#### [Provided entries]
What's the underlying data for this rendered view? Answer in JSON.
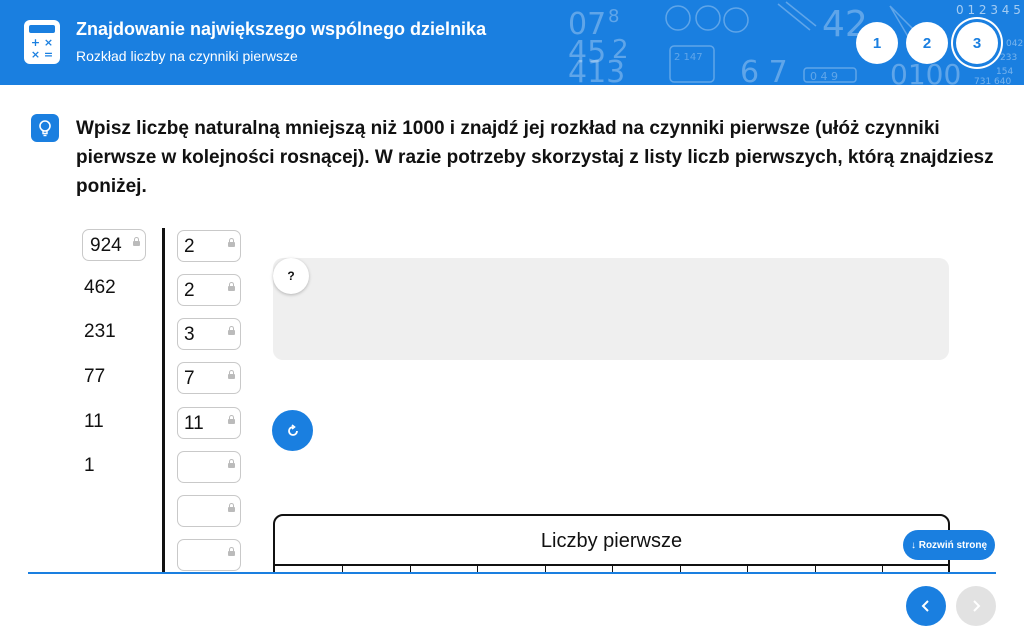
{
  "header": {
    "title": "Znajdowanie największego wspólnego dzielnika",
    "subtitle": "Rozkład liczby na czynniki pierwsze",
    "calculator_icon": "calculator-icon",
    "steps": [
      {
        "label": "1",
        "active": false
      },
      {
        "label": "2",
        "active": false
      },
      {
        "label": "3",
        "active": true
      }
    ],
    "accent_color": "#1a7fe0"
  },
  "instruction": {
    "icon": "lightbulb-icon",
    "text": "Wpisz liczbę naturalną mniejszą niż 1000 i znajdź jej rozkład na czynniki pierwsze (ułóż czynniki pierwsze w kolejności rosnącej). W razie potrzeby skorzystaj z listy liczb pierwszych, którą znajdziesz poniżej."
  },
  "factorization": {
    "input_number": "924",
    "quotients": [
      "462",
      "231",
      "77",
      "11",
      "1"
    ],
    "factors": [
      "2",
      "2",
      "3",
      "7",
      "11",
      "",
      "",
      ""
    ]
  },
  "feedback": {
    "badge": "?"
  },
  "prime_list": {
    "title": "Liczby pierwsze"
  },
  "expand_button": {
    "label": "↓ Rozwiń stronę"
  },
  "nav": {
    "prev_icon": "chevron-left-icon",
    "next_icon": "chevron-right-icon"
  }
}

#### [Short task]
Pick out every line of the listing containing the word "czynniki", and show those lines.

#### [Reply to the exercise]
    "subtitle": "Rozkład liczby na czynniki pierwsze",
    "text": "Wpisz liczbę naturalną mniejszą niż 1000 i znajdź jej rozkład na czynniki pierwsze (ułóż czynniki pierwsze w kolejności rosnącej). W razie potrzeby skorzystaj z listy liczb pierwszych, którą znajdziesz poniżej."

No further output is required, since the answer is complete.